Pictures do not belong in the copy; quote every entry below exactly.

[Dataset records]
──────

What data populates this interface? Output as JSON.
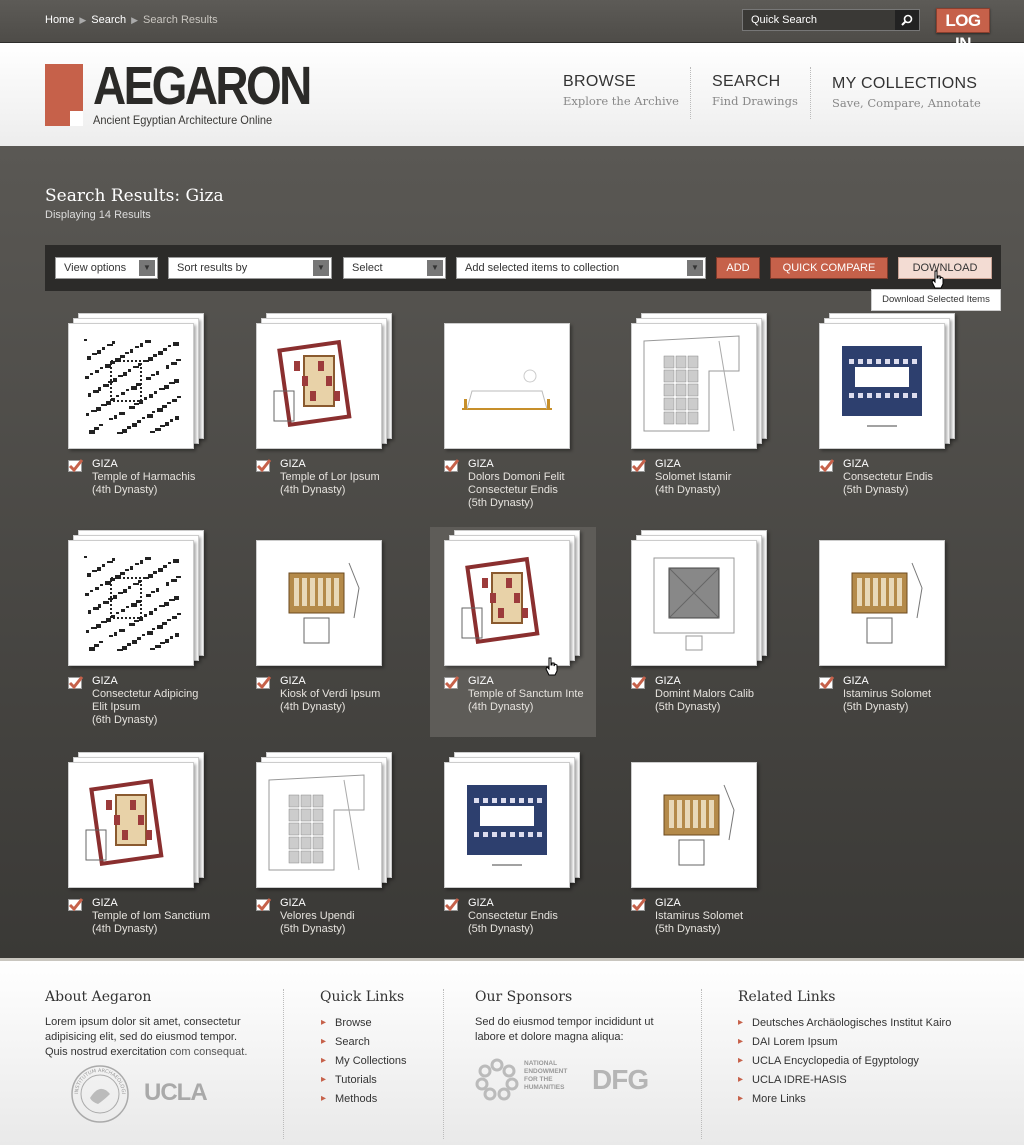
{
  "breadcrumb": {
    "home": "Home",
    "search": "Search",
    "current": "Search Results"
  },
  "quick_search": {
    "placeholder": "Quick Search"
  },
  "login_label": "LOG IN",
  "logo": {
    "word": "AEGARON",
    "tagline": "Ancient Egyptian Architecture Online"
  },
  "nav": [
    {
      "title": "BROWSE",
      "sub": "Explore the Archive"
    },
    {
      "title": "SEARCH",
      "sub": "Find Drawings"
    },
    {
      "title": "MY COLLECTIONS",
      "sub": "Save, Compare, Annotate"
    }
  ],
  "results": {
    "title": "Search Results: Giza",
    "count": "Displaying 14 Results"
  },
  "toolbar": {
    "view": "View options",
    "sort": "Sort results by",
    "select": "Select",
    "collection": "Add selected items to collection",
    "add": "ADD",
    "compare": "QUICK COMPARE",
    "download": "DOWNLOAD",
    "tooltip": "Download Selected Items"
  },
  "items": [
    {
      "site": "GIZA",
      "lines": [
        "Temple of Harmachis",
        "(4th Dynasty)"
      ]
    },
    {
      "site": "GIZA",
      "lines": [
        "Temple of Lor Ipsum",
        "(4th Dynasty)"
      ]
    },
    {
      "site": "GIZA",
      "lines": [
        "Dolors Domoni Felit",
        "Consectetur Endis",
        "(5th Dynasty)"
      ]
    },
    {
      "site": "GIZA",
      "lines": [
        "Solomet Istamir",
        "(4th Dynasty)"
      ]
    },
    {
      "site": "GIZA",
      "lines": [
        "Consectetur Endis",
        "(5th Dynasty)"
      ]
    },
    {
      "site": "GIZA",
      "lines": [
        "Consectetur Adipicing",
        "Elit Ipsum",
        "(6th Dynasty)"
      ]
    },
    {
      "site": "GIZA",
      "lines": [
        "Kiosk of Verdi Ipsum",
        "(4th Dynasty)"
      ]
    },
    {
      "site": "GIZA",
      "lines": [
        "Temple of Sanctum Inte",
        "(4th Dynasty)"
      ]
    },
    {
      "site": "GIZA",
      "lines": [
        "Domint Malors Calib",
        "(5th Dynasty)"
      ]
    },
    {
      "site": "GIZA",
      "lines": [
        "Istamirus Solomet",
        "(5th Dynasty)"
      ]
    },
    {
      "site": "GIZA",
      "lines": [
        "Temple of Iom Sanctium",
        "(4th Dynasty)"
      ]
    },
    {
      "site": "GIZA",
      "lines": [
        "Velores Upendi",
        "(5th Dynasty)"
      ]
    },
    {
      "site": "GIZA",
      "lines": [
        "Consectetur Endis",
        "(5th Dynasty)"
      ]
    },
    {
      "site": "GIZA",
      "lines": [
        "Istamirus Solomet",
        "(5th Dynasty)"
      ]
    }
  ],
  "footer": {
    "about": {
      "title": "About Aegaron",
      "text": "Lorem ipsum dolor sit amet, consectetur adipisicing elit, sed do eiusmod tempor. Quis nostrud exercitation",
      "link": "com consequat.",
      "ucla": "UCLA",
      "seal_text": "INSTITUTUM ARCHAEOLOGICUM GERMANICUM"
    },
    "quick": {
      "title": "Quick Links",
      "links": [
        "Browse",
        "Search",
        "My Collections",
        "Tutorials",
        "Methods"
      ]
    },
    "sponsors": {
      "title": "Our Sponsors",
      "text": "Sed do eiusmod tempor incididunt ut labore et dolore magna aliqua:",
      "neh": "NATIONAL ENDOWMENT FOR THE HUMANITIES",
      "dfg": "DFG"
    },
    "related": {
      "title": "Related Links",
      "links": [
        "Deutsches Archäologisches Institut Kairo",
        "DAI Lorem Ipsum",
        "UCLA Encyclopedia of Egyptology",
        "UCLA IDRE-HASIS",
        "More Links"
      ]
    }
  }
}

──────

» **COMPLETED EXERCISE**:
What data populates this interface? Output as JSON.
{
  "breadcrumb": {
    "home": "Home",
    "search": "Search",
    "current": "Search Results"
  },
  "quick_search": {
    "placeholder": "Quick Search"
  },
  "login_label": "LOG IN",
  "logo": {
    "word": "AEGARON",
    "tagline": "Ancient Egyptian Architecture Online"
  },
  "nav": [
    {
      "title": "BROWSE",
      "sub": "Explore the Archive"
    },
    {
      "title": "SEARCH",
      "sub": "Find Drawings"
    },
    {
      "title": "MY COLLECTIONS",
      "sub": "Save, Compare, Annotate"
    }
  ],
  "results": {
    "title": "Search Results: Giza",
    "count": "Displaying 14 Results"
  },
  "toolbar": {
    "view": "View options",
    "sort": "Sort results by",
    "select": "Select",
    "collection": "Add selected items to collection",
    "add": "ADD",
    "compare": "QUICK COMPARE",
    "download": "DOWNLOAD",
    "tooltip": "Download Selected Items"
  },
  "items": [
    {
      "site": "GIZA",
      "lines": [
        "Temple of Harmachis",
        "(4th Dynasty)"
      ]
    },
    {
      "site": "GIZA",
      "lines": [
        "Temple of Lor Ipsum",
        "(4th Dynasty)"
      ]
    },
    {
      "site": "GIZA",
      "lines": [
        "Dolors Domoni Felit",
        "Consectetur Endis",
        "(5th Dynasty)"
      ]
    },
    {
      "site": "GIZA",
      "lines": [
        "Solomet Istamir",
        "(4th Dynasty)"
      ]
    },
    {
      "site": "GIZA",
      "lines": [
        "Consectetur Endis",
        "(5th Dynasty)"
      ]
    },
    {
      "site": "GIZA",
      "lines": [
        "Consectetur Adipicing",
        "Elit Ipsum",
        "(6th Dynasty)"
      ]
    },
    {
      "site": "GIZA",
      "lines": [
        "Kiosk of Verdi Ipsum",
        "(4th Dynasty)"
      ]
    },
    {
      "site": "GIZA",
      "lines": [
        "Temple of Sanctum Inte",
        "(4th Dynasty)"
      ]
    },
    {
      "site": "GIZA",
      "lines": [
        "Domint Malors Calib",
        "(5th Dynasty)"
      ]
    },
    {
      "site": "GIZA",
      "lines": [
        "Istamirus Solomet",
        "(5th Dynasty)"
      ]
    },
    {
      "site": "GIZA",
      "lines": [
        "Temple of Iom Sanctium",
        "(4th Dynasty)"
      ]
    },
    {
      "site": "GIZA",
      "lines": [
        "Velores Upendi",
        "(5th Dynasty)"
      ]
    },
    {
      "site": "GIZA",
      "lines": [
        "Consectetur Endis",
        "(5th Dynasty)"
      ]
    },
    {
      "site": "GIZA",
      "lines": [
        "Istamirus Solomet",
        "(5th Dynasty)"
      ]
    }
  ],
  "footer": {
    "about": {
      "title": "About Aegaron",
      "text": "Lorem ipsum dolor sit amet, consectetur adipisicing elit, sed do eiusmod tempor. Quis nostrud exercitation",
      "link": "com consequat.",
      "ucla": "UCLA",
      "seal_text": "INSTITUTUM ARCHAEOLOGICUM GERMANICUM"
    },
    "quick": {
      "title": "Quick Links",
      "links": [
        "Browse",
        "Search",
        "My Collections",
        "Tutorials",
        "Methods"
      ]
    },
    "sponsors": {
      "title": "Our Sponsors",
      "text": "Sed do eiusmod tempor incididunt ut labore et dolore magna aliqua:",
      "neh": "NATIONAL ENDOWMENT FOR THE HUMANITIES",
      "dfg": "DFG"
    },
    "related": {
      "title": "Related Links",
      "links": [
        "Deutsches Archäologisches Institut Kairo",
        "DAI Lorem Ipsum",
        "UCLA Encyclopedia of Egyptology",
        "UCLA IDRE-HASIS",
        "More Links"
      ]
    }
  }
}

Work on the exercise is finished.